**What is expected**:
Copy each line containing the word "отображения" from the records that follow, please.

**Dataset**:
___
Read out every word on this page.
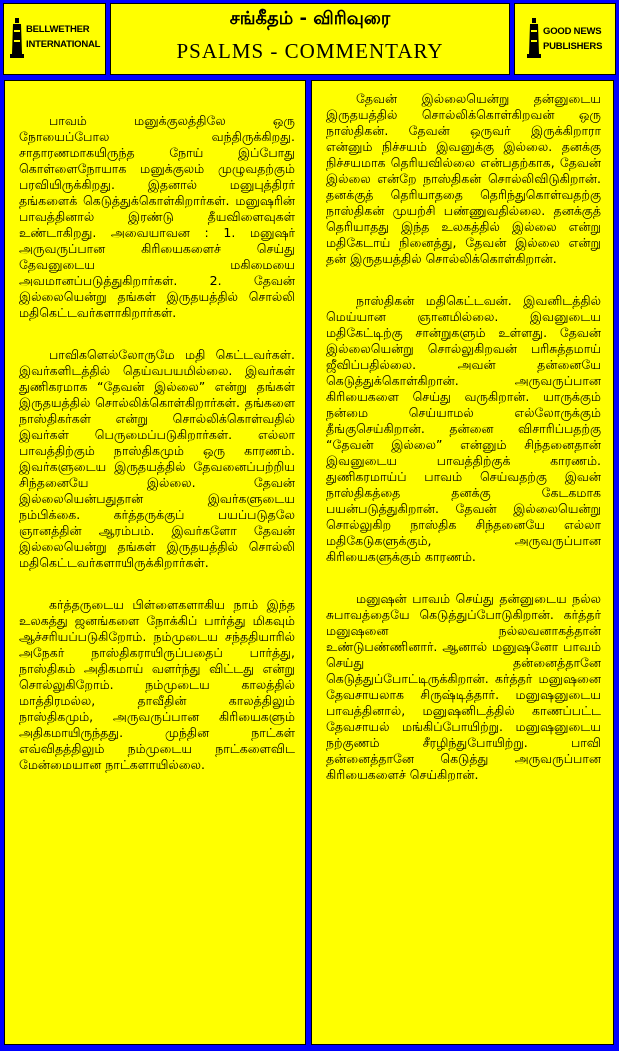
BELLWETHER
INTERNATIONAL
சங்கீதம் - விரிவுரை
PSALMS - COMMENTARY
GOOD NEWS
PUBLISHERS

பாவம் மனுக்குலத்திலே ஒரு நோயைப்போல வந்திருக்கிறது. சாதாரணமாகயிருந்த நோய் இப்போது கொள்ளைநோயாக மனுக்குலம் முழுவதற்கும் பரவியிருக்கிறது. இதனால் மனுபுத்திரர் தங்களைக் கெடுத்துக்கொள்கிறார்கள். மனுஷரின் பாவத்தினால் இரண்டு தீயவிளைவுகள் உண்டாகிறது. அவையாவன : 1. மனுஷர் அருவருப்பான கிரியைகளைச் செய்து தேவனுடைய மகிமையை அவமானப்படுத்துகிறார்கள். 2. தேவன் இல்லையென்று தங்கள் இருதயத்தில் சொல்லி மதிகெட்டவர்களாகிறார்கள்.

பாவிகளெல்லோருமே மதி கெட்டவர்கள். இவர்களிடத்தில் தெய்வபயமில்லை. இவர்கள் துணிகரமாக “தேவன் இல்லை” என்று தங்கள் இருதயத்தில் சொல்லிக்கொள்கிறார்கள். தங்களை நாஸ்திகர்கள் என்று சொல்லிக்கொள்வதில் இவர்கள் பெருமைப்படுகிறார்கள். எல்லா பாவத்திற்கும் நாஸ்திகமும் ஒரு காரணம். இவர்களுடைய இருதயத்தில் தேவனைப்பற்றிய சிந்தனையே இல்லை. தேவன் இல்லையென்பதுதான் இவர்களுடைய நம்பிக்கை. கர்த்தருக்குப் பயப்படுதலே ஞானத்தின் ஆரம்பம். இவர்களோ தேவன் இல்லையென்று தங்கள் இருதயத்தில் சொல்லி மதிகெட்டவர்களாயிருக்கிறார்கள்.

கர்த்தருடைய பிள்ளைகளாகிய நாம் இந்த உலகத்து ஜனங்களை நோக்கிப் பார்த்து மிகவும் ஆச்சரியப்படுகிறோம். நம்முடைய சந்ததியாரில் அநேகர் நாஸ்திகராயிருப்பதைப் பார்த்து, நாஸ்திகம் அதிகமாய் வளர்ந்து விட்டது என்று சொல்லுகிறோம். நம்முடைய காலத்தில் மாத்திரமல்ல, தாவீதின் காலத்திலும் நாஸ்திகமும், அருவருப்பான கிரியைகளும் அதிகமாயிருந்தது. முந்தின நாட்கள் எவ்விதத்திலும் நம்முடைய நாட்களைவிட மேன்மையான நாட்களாயில்லை.

தேவன் இல்லையென்று தன்னுடைய இருதயத்தில் சொல்லிக்கொள்கிறவன் ஒரு நாஸ்திகன். தேவன் ஒருவர் இருக்கிறாரா என்னும் நிச்சயம் இவனுக்கு இல்லை. தனக்கு நிச்சயமாக தெரியவில்லை என்பதற்காக, தேவன் இல்லை என்றே நாஸ்திகன் சொல்லிவிடுகிறான். தனக்குத் தெரியாததை தெரிந்துகொள்வதற்கு நாஸ்திகன் முயற்சி பண்ணுவதில்லை. தனக்குத் தெரியாதது இந்த உலகத்தில் இல்லை என்று மதிகேடாய் நினைத்து, தேவன் இல்லை என்று தன் இருதயத்தில் சொல்லிக்கொள்கிறான்.

நாஸ்திகன் மதிகெட்டவன். இவனிடத்தில் மெய்யான ஞானமில்லை. இவனுடைய மதிகேட்டிற்கு சான்றுகளும் உள்ளது. தேவன் இல்லையென்று சொல்லுகிறவன் பரிசுத்தமாய் ஜீவிப்பதில்லை. அவன் தன்னையே கெடுத்துக்கொள்கிறான். அருவருப்பான கிரியைகளை செய்து வருகிறான். யாருக்கும் நன்மை செய்யாமல் எல்லோருக்கும் தீங்குசெய்கிறான். தன்னை விசாரிப்பதற்கு “தேவன் இல்லை” என்னும் சிந்தனைதான் இவனுடைய பாவத்திற்குக் காரணம். துணிகரமாய்ப் பாவம் செய்வதற்கு இவன் நாஸ்திகத்தை தனக்கு கேடகமாக பயன்படுத்துகிறான். தேவன் இல்லையென்று சொல்லுகிற நாஸ்திக சிந்தனையே எல்லா மதிகேடுகளுக்கும், அருவருப்பான கிரியைகளுக்கும் காரணம்.

மனுஷன் பாவம் செய்து தன்னுடைய நல்ல சுபாவத்தையே கெடுத்துப்போடுகிறான். கர்த்தர் மனுஷனை நல்லவனாகத்தான் உண்டுபண்ணினார். ஆனால் மனுஷனோ பாவம் செய்து தன்னைத்தானே கெடுத்துப்போட்டிருக்கிறான். கர்த்தர் மனுஷனை தேவசாயலாக சிருஷ்டித்தார். மனுஷனுடைய பாவத்தினால், மனுஷனிடத்தில் காணப்பட்ட தேவசாயல் மங்கிப்போயிற்று. மனுஷனுடைய நற்குணம் சீரழிந்துபோயிற்று. பாவி தன்னைத்தானே கெடுத்து அருவருப்பான கிரியைகளைச் செய்கிறான்.
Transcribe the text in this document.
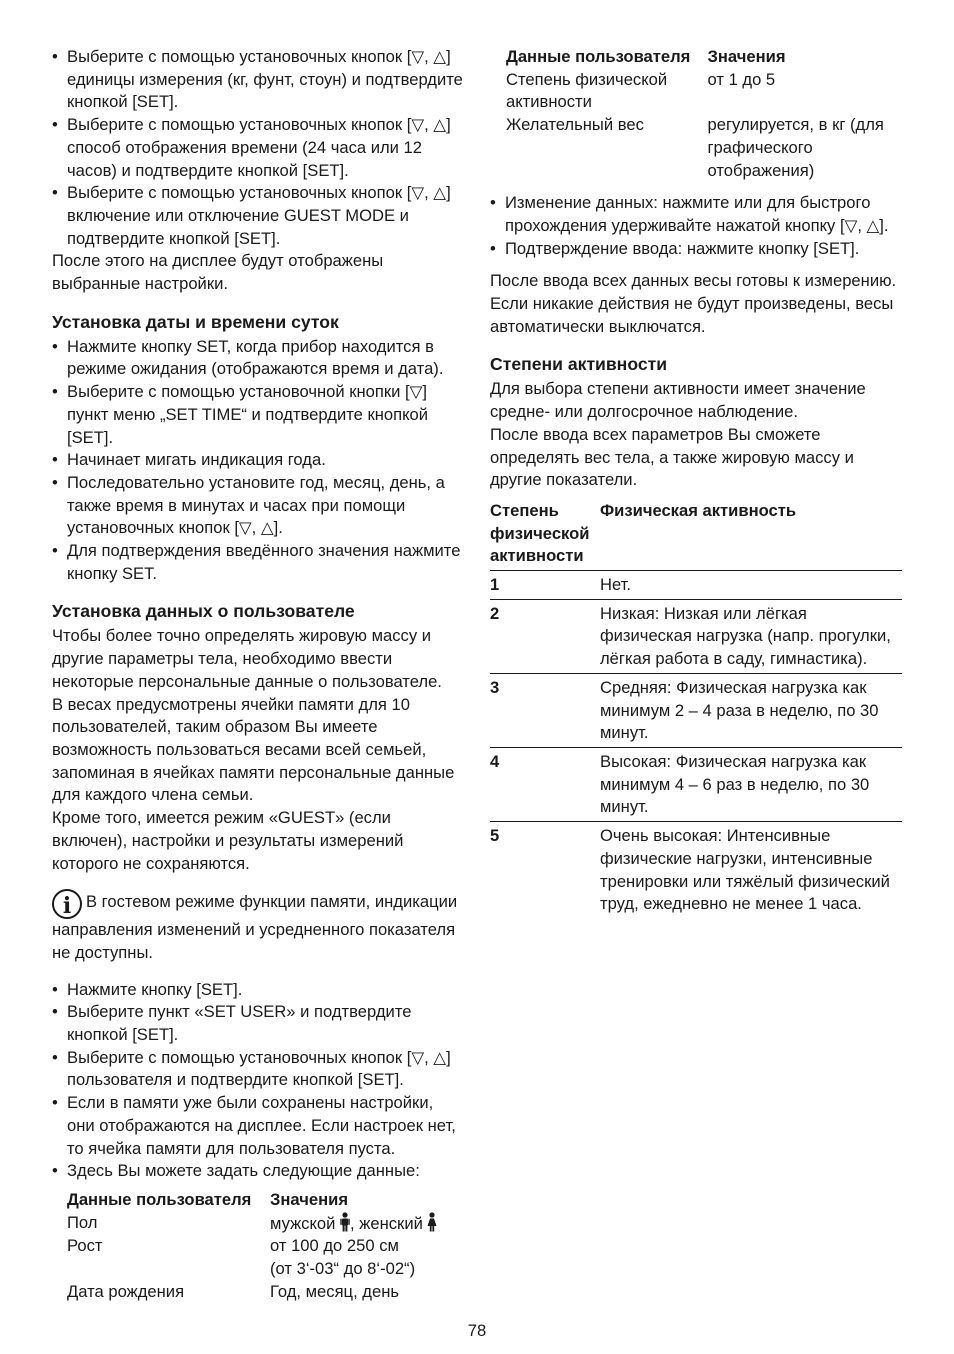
• Выберите с помощью установочных кнопок [▽, △] единицы измерения (кг, фунт, стоун) и подтвердите кнопкой [SET].
• Выберите с помощью установочных кнопок [▽, △] способ отображения времени (24 часа или 12 часов) и подтвердите кнопкой [SET].
• Выберите с помощью установочных кнопок [▽, △] включение или отключение GUEST MODE и подтвердите кнопкой [SET].

После этого на дисплее будут отображены выбранные настройки.

Установка даты и времени суток
• Нажмите кнопку SET, когда прибор находится в режиме ожидания (отображаются время и дата).
• Выберите с помощью установочной кнопки [▽] пункт меню „SET TIME“ и подтвердите кнопкой [SET].
• Начинает мигать индикация года.
• Последовательно установите год, месяц, день, а также время в минутах и часах при помощи установочных кнопок [▽, △].
• Для подтверждения введённого значения нажмите кнопку SET.
Установка данных о пользователе

Чтобы более точно определять жировую массу и другие параметры тела, необходимо ввести некоторые персональные данные о пользователе.

В весах предусмотрены ячейки памяти для 10 пользователей, таким образом Вы имеете возможность пользоваться весами всей семьей, запоминая в ячейках памяти персональные данные для каждого члена семьи.

Кроме того, имеется режим «GUEST» (если включен), настройки и результаты измерений которого не сохраняются.

i В гостевом режиме функции памяти, индикации направления изменений и усредненного показателя не доступны.
• Нажмите кнопку [SET].
• Выберите пункт «SET USER» и подтвердите кнопкой [SET].
• Выберите с помощью установочных кнопок [▽, △] пользователя и подтвердите кнопкой [SET].
• Если в памяти уже были сохранены настройки, они отображаются на дисплее. Если настроек нет, то ячейка памяти для пользователя пуста.
• Здесь Вы можете задать следующие данные:
Данные пользователя	Значения
Пол	мужской , женский
Рост	от 100 до 250 см
(от 3‘-03“ до 8‘-02“)

Дата рождения	Год, месяц, день
Данные пользователя	Значения
Степень физической активности	от 1 до 5
Желательный вес	регулируется, в кг (для графического отображения)
• Изменение данных: нажмите или для быстрого прохождения удерживайте нажатой кнопку [▽, △].
• Подтверждение ввода: нажмите кнопку [SET].

После ввода всех данных весы готовы к измерению. Если никакие действия не будут произведены, весы автоматически выключатся.

Степени активности

Для выбора степени активности имеет значение средне- или долгосрочное наблюдение.

После ввода всех параметров Вы сможете определять вес тела, а также жировую массу и другие показатели.

Степень физической активности	Физическая активность
1	Нет.
2	Низкая: Низкая или лёгкая физическая нагрузка (напр. прогулки, лёгкая работа в саду, гимнастика).
3	Средняя: Физическая нагрузка как минимум 2 – 4 раза в неделю, по 30 минут.
4	Высокая: Физическая нагрузка как минимум 4 – 6 раз в неделю, по 30 минут.
5	Очень высокая: Интенсивные физические нагрузки, интенсивные тренировки или тяжёлый физический труд, ежедневно не менее 1 часа.
78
___
**Result for this task**:
• Выберите с помощью установочных кнопок [▽, △] способ отображения времени (24 часа или 12 часов) и подтвердите кнопкой [SET].
Желательный вес	регулируется, в кг (для графического отображения)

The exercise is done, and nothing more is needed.